▼

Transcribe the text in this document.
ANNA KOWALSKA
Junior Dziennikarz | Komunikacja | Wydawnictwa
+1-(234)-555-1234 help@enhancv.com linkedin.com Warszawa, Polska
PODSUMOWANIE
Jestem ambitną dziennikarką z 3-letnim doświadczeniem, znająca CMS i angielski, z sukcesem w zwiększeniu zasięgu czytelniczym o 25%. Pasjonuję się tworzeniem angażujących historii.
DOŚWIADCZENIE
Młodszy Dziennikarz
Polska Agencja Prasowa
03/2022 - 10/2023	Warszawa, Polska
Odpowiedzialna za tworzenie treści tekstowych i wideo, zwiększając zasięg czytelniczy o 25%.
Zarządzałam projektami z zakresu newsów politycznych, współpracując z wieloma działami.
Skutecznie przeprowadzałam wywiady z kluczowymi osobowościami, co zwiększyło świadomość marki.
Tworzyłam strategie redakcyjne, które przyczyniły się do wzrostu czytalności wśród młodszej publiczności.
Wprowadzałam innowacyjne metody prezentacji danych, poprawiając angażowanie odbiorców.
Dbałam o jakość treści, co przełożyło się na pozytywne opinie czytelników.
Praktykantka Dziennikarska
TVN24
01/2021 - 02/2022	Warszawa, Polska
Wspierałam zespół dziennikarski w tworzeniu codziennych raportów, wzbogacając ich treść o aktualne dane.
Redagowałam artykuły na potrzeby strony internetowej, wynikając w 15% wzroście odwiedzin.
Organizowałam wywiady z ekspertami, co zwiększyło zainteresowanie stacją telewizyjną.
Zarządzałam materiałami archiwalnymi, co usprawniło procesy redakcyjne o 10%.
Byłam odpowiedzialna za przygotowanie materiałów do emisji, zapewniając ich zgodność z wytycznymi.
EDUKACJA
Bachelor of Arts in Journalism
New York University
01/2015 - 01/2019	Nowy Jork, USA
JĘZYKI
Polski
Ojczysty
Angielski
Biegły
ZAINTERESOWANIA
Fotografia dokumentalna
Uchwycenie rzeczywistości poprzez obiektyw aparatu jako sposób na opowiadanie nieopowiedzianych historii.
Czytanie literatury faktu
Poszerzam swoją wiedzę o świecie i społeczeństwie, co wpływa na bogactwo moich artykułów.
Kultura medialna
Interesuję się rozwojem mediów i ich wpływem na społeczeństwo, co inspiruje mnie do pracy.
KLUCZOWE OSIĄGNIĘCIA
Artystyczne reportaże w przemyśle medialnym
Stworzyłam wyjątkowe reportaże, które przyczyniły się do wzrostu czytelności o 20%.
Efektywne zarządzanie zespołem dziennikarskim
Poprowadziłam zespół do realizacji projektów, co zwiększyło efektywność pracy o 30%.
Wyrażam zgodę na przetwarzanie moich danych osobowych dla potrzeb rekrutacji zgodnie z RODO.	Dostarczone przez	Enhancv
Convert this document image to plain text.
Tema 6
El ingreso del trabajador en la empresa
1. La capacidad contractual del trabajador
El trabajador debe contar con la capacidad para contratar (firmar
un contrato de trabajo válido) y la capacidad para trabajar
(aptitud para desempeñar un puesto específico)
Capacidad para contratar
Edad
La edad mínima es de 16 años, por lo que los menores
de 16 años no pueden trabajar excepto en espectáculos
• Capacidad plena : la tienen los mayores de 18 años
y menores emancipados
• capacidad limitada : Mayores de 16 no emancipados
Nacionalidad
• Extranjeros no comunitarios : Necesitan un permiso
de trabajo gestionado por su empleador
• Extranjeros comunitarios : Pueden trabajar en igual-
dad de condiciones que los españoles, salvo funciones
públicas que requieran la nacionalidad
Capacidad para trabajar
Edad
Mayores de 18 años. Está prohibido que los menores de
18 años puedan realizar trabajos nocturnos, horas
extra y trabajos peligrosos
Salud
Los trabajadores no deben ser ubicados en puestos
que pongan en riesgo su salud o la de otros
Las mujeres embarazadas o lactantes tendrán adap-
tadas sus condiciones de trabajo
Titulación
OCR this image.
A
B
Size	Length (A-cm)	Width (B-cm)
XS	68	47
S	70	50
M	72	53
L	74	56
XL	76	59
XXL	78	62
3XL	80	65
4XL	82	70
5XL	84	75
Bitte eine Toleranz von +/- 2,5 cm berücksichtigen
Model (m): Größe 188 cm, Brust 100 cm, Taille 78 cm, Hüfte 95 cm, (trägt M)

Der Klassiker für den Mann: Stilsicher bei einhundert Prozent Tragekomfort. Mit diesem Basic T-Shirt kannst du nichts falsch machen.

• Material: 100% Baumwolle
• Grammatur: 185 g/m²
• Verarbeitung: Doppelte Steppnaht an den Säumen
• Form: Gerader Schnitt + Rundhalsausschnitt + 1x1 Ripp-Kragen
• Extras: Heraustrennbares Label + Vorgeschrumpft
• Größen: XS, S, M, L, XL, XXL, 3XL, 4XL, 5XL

▲

Task description:
Reproduce the entries above in full by retyping them exactly.

Answer to this problem:
Transcribe the text in this document.
ANNA KOWALSKA
Junior Dziennikarz | Komunikacja | Wydawnictwa
+1-(234)-555-1234 help@enhancv.com linkedin.com Warszawa, Polska
PODSUMOWANIE
Jestem ambitną dziennikarką z 3-letnim doświadczeniem, znająca CMS i angielski, z sukcesem w zwiększeniu zasięgu czytelniczym o 25%. Pasjonuję się tworzeniem angażujących historii.
DOŚWIADCZENIE
Młodszy Dziennikarz
Polska Agencja Prasowa
03/2022 - 10/2023	Warszawa, Polska
Odpowiedzialna za tworzenie treści tekstowych i wideo, zwiększając zasięg czytelniczy o 25%.
Zarządzałam projektami z zakresu newsów politycznych, współpracując z wieloma działami.
Skutecznie przeprowadzałam wywiady z kluczowymi osobowościami, co zwiększyło świadomość marki.
Tworzyłam strategie redakcyjne, które przyczyniły się do wzrostu czytalności wśród młodszej publiczności.
Wprowadzałam innowacyjne metody prezentacji danych, poprawiając angażowanie odbiorców.
Dbałam o jakość treści, co przełożyło się na pozytywne opinie czytelników.
Praktykantka Dziennikarska
TVN24
01/2021 - 02/2022	Warszawa, Polska
Wspierałam zespół dziennikarski w tworzeniu codziennych raportów, wzbogacając ich treść o aktualne dane.
Redagowałam artykuły na potrzeby strony internetowej, wynikając w 15% wzroście odwiedzin.
Organizowałam wywiady z ekspertami, co zwiększyło zainteresowanie stacją telewizyjną.
Zarządzałam materiałami archiwalnymi, co usprawniło procesy redakcyjne o 10%.
Byłam odpowiedzialna za przygotowanie materiałów do emisji, zapewniając ich zgodność z wytycznymi.
EDUKACJA
Bachelor of Arts in Journalism
New York University
01/2015 - 01/2019	Nowy Jork, USA
JĘZYKI
Polski
Ojczysty
Angielski
Biegły
ZAINTERESOWANIA
Fotografia dokumentalna
Uchwycenie rzeczywistości poprzez obiektyw aparatu jako sposób na opowiadanie nieopowiedzianych historii.
Czytanie literatury faktu
Poszerzam swoją wiedzę o świecie i społeczeństwie, co wpływa na bogactwo moich artykułów.
Kultura medialna
Interesuję się rozwojem mediów i ich wpływem na społeczeństwo, co inspiruje mnie do pracy.
KLUCZOWE OSIĄGNIĘCIA
Artystyczne reportaże w przemyśle medialnym
Stworzyłam wyjątkowe reportaże, które przyczyniły się do wzrostu czytelności o 20%.
Efektywne zarządzanie zespołem dziennikarskim
Poprowadziłam zespół do realizacji projektów, co zwiększyło efektywność pracy o 30%.
Wyrażam zgodę na przetwarzanie moich danych osobowych dla potrzeb rekrutacji zgodnie z RODO.	Dostarczone przez	Enhancv
Convert this document image to plain text.
Tema 6
El ingreso del trabajador en la empresa
1. La capacidad contractual del trabajador
El trabajador debe contar con la capacidad para contratar (firmar
un contrato de trabajo válido) y la capacidad para trabajar
(aptitud para desempeñar un puesto específico)
Capacidad para contratar
Edad
La edad mínima es de 16 años, por lo que los menores
de 16 años no pueden trabajar excepto en espectáculos
• Capacidad plena : la tienen los mayores de 18 años
y menores emancipados
• capacidad limitada : Mayores de 16 no emancipados
Nacionalidad
• Extranjeros no comunitarios : Necesitan un permiso
de trabajo gestionado por su empleador
• Extranjeros comunitarios : Pueden trabajar en igual-
dad de condiciones que los españoles, salvo funciones
públicas que requieran la nacionalidad
Capacidad para trabajar
Edad
Mayores de 18 años. Está prohibido que los menores de
18 años puedan realizar trabajos nocturnos, horas
extra y trabajos peligrosos
Salud
Los trabajadores no deben ser ubicados en puestos
que pongan en riesgo su salud o la de otros
Las mujeres embarazadas o lactantes tendrán adap-
tadas sus condiciones de trabajo
Titulación
OCR this image.
A
B
Size	Length (A-cm)	Width (B-cm)
XS	68	47
S	70	50
M	72	53
L	74	56
XL	76	59
XXL	78	62
3XL	80	65
4XL	82	70
5XL	84	75
Bitte eine Toleranz von +/- 2,5 cm berücksichtigen
Model (m): Größe 188 cm, Brust 100 cm, Taille 78 cm, Hüfte 95 cm, (trägt M)

Der Klassiker für den Mann: Stilsicher bei einhundert Prozent Tragekomfort. Mit diesem Basic T-Shirt kannst du nichts falsch machen.

• Material: 100% Baumwolle
• Grammatur: 185 g/m²
• Verarbeitung: Doppelte Steppnaht an den Säumen
• Form: Gerader Schnitt + Rundhalsausschnitt + 1x1 Ripp-Kragen
• Extras: Heraustrennbares Label + Vorgeschrumpft
• Größen: XS, S, M, L, XL, XXL, 3XL, 4XL, 5XL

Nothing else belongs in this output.